Some records
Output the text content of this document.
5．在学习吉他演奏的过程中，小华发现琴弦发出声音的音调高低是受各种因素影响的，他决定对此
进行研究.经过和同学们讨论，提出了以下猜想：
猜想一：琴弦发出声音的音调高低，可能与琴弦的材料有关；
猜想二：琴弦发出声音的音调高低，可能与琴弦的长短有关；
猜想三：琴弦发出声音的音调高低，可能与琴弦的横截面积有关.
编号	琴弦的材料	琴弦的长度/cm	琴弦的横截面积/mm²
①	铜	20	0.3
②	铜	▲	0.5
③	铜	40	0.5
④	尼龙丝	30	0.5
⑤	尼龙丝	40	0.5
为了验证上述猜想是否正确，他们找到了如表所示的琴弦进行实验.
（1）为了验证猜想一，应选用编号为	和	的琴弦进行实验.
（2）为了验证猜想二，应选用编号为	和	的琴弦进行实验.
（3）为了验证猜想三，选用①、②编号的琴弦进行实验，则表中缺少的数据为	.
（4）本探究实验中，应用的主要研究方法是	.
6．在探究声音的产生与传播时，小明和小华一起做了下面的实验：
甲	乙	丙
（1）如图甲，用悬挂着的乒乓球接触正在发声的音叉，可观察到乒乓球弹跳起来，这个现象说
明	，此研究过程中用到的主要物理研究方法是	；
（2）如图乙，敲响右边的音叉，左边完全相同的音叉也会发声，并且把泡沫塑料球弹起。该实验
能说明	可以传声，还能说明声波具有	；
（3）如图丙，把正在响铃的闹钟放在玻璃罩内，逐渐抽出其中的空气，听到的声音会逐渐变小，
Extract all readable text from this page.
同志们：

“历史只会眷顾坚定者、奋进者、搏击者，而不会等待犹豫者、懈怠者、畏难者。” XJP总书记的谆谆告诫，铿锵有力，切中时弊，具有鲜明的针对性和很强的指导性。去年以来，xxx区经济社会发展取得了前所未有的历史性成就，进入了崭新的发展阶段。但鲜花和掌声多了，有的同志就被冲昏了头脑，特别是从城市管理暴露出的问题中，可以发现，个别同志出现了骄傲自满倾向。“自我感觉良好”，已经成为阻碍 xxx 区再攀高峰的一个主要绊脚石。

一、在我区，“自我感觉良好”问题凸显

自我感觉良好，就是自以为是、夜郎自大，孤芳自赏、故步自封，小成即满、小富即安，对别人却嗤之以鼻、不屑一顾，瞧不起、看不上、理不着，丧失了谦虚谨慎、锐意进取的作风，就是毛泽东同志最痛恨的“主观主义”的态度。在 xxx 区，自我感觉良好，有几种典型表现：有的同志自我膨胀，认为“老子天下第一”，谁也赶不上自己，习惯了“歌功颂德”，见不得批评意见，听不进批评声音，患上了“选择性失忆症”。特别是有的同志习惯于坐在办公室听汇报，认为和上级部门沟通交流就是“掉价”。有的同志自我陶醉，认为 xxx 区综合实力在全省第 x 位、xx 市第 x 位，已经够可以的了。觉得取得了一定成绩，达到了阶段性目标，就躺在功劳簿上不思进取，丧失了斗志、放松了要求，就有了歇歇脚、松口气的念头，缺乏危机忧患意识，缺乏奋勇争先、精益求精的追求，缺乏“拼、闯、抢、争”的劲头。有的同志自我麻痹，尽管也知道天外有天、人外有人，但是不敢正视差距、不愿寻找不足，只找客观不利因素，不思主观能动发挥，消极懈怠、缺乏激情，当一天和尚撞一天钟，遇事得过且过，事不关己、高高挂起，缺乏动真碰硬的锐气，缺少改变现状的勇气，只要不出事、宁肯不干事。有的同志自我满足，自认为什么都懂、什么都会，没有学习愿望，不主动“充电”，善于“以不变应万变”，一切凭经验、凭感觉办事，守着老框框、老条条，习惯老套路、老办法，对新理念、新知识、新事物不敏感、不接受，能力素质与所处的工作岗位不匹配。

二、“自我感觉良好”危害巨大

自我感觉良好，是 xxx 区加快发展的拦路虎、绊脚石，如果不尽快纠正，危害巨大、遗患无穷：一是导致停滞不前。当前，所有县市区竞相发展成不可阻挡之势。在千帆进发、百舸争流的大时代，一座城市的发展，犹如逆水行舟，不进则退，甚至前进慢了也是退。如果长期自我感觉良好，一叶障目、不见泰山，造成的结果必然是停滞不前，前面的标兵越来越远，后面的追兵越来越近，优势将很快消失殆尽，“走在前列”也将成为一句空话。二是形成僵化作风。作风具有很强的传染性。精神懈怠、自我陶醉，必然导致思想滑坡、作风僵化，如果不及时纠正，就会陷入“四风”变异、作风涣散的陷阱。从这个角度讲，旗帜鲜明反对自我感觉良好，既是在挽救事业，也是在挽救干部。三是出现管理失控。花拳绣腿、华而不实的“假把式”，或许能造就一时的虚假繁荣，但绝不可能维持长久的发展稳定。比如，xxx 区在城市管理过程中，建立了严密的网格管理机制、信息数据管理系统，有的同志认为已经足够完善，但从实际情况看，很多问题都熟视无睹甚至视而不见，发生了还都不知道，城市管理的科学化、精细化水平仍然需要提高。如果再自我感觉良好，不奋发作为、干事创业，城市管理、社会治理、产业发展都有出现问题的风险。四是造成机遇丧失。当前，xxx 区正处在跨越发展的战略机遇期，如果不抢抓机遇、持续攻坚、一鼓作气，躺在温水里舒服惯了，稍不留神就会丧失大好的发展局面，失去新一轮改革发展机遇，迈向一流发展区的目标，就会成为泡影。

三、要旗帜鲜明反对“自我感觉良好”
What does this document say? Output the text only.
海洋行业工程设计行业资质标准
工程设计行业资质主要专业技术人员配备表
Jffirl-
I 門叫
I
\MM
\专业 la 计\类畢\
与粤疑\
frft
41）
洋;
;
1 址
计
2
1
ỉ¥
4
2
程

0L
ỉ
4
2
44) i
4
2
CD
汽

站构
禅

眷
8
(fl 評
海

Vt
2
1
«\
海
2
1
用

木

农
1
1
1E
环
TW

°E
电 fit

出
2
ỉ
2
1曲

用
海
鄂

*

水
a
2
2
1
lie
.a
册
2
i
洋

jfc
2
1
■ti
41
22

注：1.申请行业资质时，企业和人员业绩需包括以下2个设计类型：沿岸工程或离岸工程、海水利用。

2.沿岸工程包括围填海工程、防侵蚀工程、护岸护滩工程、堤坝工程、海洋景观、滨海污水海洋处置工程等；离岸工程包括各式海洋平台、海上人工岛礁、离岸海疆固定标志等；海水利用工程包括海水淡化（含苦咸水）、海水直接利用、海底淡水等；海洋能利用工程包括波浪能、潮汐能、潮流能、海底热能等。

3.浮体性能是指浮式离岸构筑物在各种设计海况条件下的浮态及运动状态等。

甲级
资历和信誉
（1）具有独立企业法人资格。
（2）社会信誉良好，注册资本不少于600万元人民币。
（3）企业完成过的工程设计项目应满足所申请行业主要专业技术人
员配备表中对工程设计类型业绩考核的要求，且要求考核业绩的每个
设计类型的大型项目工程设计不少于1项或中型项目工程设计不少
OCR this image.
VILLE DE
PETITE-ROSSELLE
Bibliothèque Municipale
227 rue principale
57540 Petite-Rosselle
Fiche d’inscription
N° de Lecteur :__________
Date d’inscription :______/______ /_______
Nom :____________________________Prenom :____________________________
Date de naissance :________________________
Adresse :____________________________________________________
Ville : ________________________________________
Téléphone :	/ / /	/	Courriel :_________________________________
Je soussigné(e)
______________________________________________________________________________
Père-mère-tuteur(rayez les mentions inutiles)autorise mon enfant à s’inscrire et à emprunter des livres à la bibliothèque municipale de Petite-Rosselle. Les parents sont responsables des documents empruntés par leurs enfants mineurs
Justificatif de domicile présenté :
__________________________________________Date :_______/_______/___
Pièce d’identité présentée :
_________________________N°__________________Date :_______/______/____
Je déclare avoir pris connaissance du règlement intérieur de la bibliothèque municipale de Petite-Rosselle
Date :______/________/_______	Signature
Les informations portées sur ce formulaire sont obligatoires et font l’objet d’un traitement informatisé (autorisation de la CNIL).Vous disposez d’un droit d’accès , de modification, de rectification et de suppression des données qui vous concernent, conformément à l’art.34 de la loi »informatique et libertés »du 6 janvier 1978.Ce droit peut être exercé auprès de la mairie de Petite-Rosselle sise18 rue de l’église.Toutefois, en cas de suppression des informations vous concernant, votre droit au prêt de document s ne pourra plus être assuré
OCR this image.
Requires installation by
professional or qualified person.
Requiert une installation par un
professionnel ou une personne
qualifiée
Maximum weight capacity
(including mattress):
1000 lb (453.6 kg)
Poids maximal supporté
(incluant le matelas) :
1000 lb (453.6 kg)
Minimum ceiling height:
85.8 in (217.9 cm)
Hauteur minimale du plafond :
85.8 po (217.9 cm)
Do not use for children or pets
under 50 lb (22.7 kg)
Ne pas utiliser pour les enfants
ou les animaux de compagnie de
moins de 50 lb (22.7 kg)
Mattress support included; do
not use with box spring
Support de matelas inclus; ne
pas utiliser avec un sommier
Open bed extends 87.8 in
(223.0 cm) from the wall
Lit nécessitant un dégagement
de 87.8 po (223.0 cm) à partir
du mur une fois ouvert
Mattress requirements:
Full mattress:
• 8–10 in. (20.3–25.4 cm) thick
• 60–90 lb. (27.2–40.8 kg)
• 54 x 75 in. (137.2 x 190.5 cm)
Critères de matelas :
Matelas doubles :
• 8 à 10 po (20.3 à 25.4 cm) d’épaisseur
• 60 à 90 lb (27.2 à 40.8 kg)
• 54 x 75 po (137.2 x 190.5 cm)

Problem: Where a line above holds the string "应选用编号为", show that line.

Answer to this exercise:
（1）为了验证猜想一，应选用编号为	和	的琴弦进行实验.
（2）为了验证猜想二，应选用编号为	和	的琴弦进行实验.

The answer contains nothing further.